Collected data entries:
— Begin —

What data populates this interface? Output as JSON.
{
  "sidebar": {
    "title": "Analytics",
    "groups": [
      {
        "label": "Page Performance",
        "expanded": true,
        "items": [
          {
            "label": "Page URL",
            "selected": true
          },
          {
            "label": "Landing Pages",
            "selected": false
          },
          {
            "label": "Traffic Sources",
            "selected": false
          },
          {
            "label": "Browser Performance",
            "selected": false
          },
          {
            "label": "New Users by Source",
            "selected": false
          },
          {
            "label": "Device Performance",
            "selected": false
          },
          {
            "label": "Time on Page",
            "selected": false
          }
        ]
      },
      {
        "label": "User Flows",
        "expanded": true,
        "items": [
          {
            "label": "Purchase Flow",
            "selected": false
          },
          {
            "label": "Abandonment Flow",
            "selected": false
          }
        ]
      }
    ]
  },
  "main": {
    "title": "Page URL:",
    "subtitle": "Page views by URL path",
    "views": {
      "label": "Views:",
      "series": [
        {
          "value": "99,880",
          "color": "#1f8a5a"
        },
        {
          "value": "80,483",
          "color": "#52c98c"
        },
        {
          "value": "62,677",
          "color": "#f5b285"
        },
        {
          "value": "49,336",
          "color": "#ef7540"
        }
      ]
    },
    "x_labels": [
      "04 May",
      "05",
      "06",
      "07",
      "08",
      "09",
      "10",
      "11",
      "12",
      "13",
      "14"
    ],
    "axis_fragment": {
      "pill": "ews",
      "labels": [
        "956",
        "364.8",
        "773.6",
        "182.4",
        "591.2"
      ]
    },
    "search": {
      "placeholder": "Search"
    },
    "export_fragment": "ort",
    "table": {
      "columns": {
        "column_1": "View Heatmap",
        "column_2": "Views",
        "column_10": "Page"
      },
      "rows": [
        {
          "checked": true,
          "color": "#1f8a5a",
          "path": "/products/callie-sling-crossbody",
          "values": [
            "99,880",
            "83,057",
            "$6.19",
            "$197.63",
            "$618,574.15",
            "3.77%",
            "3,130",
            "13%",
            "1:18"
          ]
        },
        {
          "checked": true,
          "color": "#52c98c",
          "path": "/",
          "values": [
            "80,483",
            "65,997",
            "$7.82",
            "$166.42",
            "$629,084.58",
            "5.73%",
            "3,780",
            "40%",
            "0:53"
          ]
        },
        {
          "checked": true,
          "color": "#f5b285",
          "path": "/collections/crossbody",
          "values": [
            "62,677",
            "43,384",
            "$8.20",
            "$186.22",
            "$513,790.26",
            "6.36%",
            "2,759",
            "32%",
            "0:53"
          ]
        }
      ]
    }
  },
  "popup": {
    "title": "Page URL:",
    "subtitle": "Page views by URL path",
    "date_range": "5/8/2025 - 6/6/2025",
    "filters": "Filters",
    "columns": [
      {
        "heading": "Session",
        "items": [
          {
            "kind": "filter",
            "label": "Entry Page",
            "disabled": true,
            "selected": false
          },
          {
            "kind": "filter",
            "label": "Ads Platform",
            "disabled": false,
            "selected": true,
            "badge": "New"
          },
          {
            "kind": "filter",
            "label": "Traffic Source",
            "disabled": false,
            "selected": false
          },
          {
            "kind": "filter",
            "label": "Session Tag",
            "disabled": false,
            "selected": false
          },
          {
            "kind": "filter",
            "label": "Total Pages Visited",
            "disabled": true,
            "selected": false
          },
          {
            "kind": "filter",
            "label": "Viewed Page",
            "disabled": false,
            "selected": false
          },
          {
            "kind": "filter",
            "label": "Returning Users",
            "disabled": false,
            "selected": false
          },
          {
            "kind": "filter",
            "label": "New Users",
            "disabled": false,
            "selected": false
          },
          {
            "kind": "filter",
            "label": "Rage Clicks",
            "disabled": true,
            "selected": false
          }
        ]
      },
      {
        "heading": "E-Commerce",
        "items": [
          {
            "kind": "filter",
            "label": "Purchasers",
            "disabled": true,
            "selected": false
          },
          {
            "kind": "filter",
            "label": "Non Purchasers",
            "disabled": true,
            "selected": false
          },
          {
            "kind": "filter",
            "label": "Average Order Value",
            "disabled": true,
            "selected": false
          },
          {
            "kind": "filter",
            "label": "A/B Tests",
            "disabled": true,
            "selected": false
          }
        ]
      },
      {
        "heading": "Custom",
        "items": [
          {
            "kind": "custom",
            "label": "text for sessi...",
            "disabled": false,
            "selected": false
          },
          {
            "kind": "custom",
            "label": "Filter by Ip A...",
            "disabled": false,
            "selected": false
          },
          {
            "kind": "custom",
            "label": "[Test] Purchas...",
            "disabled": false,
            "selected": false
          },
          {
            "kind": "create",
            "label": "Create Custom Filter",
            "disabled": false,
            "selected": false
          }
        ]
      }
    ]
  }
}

— End —

● **PROBLEM**
Reproduce all data above, unchanged.

● **SOLUTION TO THE PROBLEM**
What data populates this interface? Output as JSON.
{
  "sidebar": {
    "title": "Analytics",
    "groups": [
      {
        "label": "Page Performance",
        "expanded": true,
        "items": [
          {
            "label": "Page URL",
            "selected": true
          },
          {
            "label": "Landing Pages",
            "selected": false
          },
          {
            "label": "Traffic Sources",
            "selected": false
          },
          {
            "label": "Browser Performance",
            "selected": false
          },
          {
            "label": "New Users by Source",
            "selected": false
          },
          {
            "label": "Device Performance",
            "selected": false
          },
          {
            "label": "Time on Page",
            "selected": false
          }
        ]
      },
      {
        "label": "User Flows",
        "expanded": true,
        "items": [
          {
            "label": "Purchase Flow",
            "selected": false
          },
          {
            "label": "Abandonment Flow",
            "selected": false
          }
        ]
      }
    ]
  },
  "main": {
    "title": "Page URL:",
    "subtitle": "Page views by URL path",
    "views": {
      "label": "Views:",
      "series": [
        {
          "value": "99,880",
          "color": "#1f8a5a"
        },
        {
          "value": "80,483",
          "color": "#52c98c"
        },
        {
          "value": "62,677",
          "color": "#f5b285"
        },
        {
          "value": "49,336",
          "color": "#ef7540"
        }
      ]
    },
    "x_labels": [
      "04 May",
      "05",
      "06",
      "07",
      "08",
      "09",
      "10",
      "11",
      "12",
      "13",
      "14"
    ],
    "axis_fragment": {
      "pill": "ews",
      "labels": [
        "956",
        "364.8",
        "773.6",
        "182.4",
        "591.2"
      ]
    },
    "search": {
      "placeholder": "Search"
    },
    "export_fragment": "ort",
    "table": {
      "columns": {
        "column_1": "View Heatmap",
        "column_2": "Views",
        "column_10": "Page"
      },
      "rows": [
        {
          "checked": true,
          "color": "#1f8a5a",
          "path": "/products/callie-sling-crossbody",
          "values": [
            "99,880",
            "83,057",
            "$6.19",
            "$197.63",
            "$618,574.15",
            "3.77%",
            "3,130",
            "13%",
            "1:18"
          ]
        },
        {
          "checked": true,
          "color": "#52c98c",
          "path": "/",
          "values": [
            "80,483",
            "65,997",
            "$7.82",
            "$166.42",
            "$629,084.58",
            "5.73%",
            "3,780",
            "40%",
            "0:53"
          ]
        },
        {
          "checked": true,
          "color": "#f5b285",
          "path": "/collections/crossbody",
          "values": [
            "62,677",
            "43,384",
            "$8.20",
            "$186.22",
            "$513,790.26",
            "6.36%",
            "2,759",
            "32%",
            "0:53"
          ]
        }
      ]
    }
  },
  "popup": {
    "title": "Page URL:",
    "subtitle": "Page views by URL path",
    "date_range": "5/8/2025 - 6/6/2025",
    "filters": "Filters",
    "columns": [
      {
        "heading": "Session",
        "items": [
          {
            "kind": "filter",
            "label": "Entry Page",
            "disabled": true,
            "selected": false
          },
          {
            "kind": "filter",
            "label": "Ads Platform",
            "disabled": false,
            "selected": true,
            "badge": "New"
          },
          {
            "kind": "filter",
            "label": "Traffic Source",
            "disabled": false,
            "selected": false
          },
          {
            "kind": "filter",
            "label": "Session Tag",
            "disabled": false,
            "selected": false
          },
          {
            "kind": "filter",
            "label": "Total Pages Visited",
            "disabled": true,
            "selected": false
          },
          {
            "kind": "filter",
            "label": "Viewed Page",
            "disabled": false,
            "selected": false
          },
          {
            "kind": "filter",
            "label": "Returning Users",
            "disabled": false,
            "selected": false
          },
          {
            "kind": "filter",
            "label": "New Users",
            "disabled": false,
            "selected": false
          },
          {
            "kind": "filter",
            "label": "Rage Clicks",
            "disabled": true,
            "selected": false
          }
        ]
      },
      {
        "heading": "E-Commerce",
        "items": [
          {
            "kind": "filter",
            "label": "Purchasers",
            "disabled": true,
            "selected": false
          },
          {
            "kind": "filter",
            "label": "Non Purchasers",
            "disabled": true,
            "selected": false
          },
          {
            "kind": "filter",
            "label": "Average Order Value",
            "disabled": true,
            "selected": false
          },
          {
            "kind": "filter",
            "label": "A/B Tests",
            "disabled": true,
            "selected": false
          }
        ]
      },
      {
        "heading": "Custom",
        "items": [
          {
            "kind": "custom",
            "label": "text for sessi...",
            "disabled": false,
            "selected": false
          },
          {
            "kind": "custom",
            "label": "Filter by Ip A...",
            "disabled": false,
            "selected": false
          },
          {
            "kind": "custom",
            "label": "[Test] Purchas...",
            "disabled": false,
            "selected": false
          },
          {
            "kind": "create",
            "label": "Create Custom Filter",
            "disabled": false,
            "selected": false
          }
        ]
      }
    ]
  }
}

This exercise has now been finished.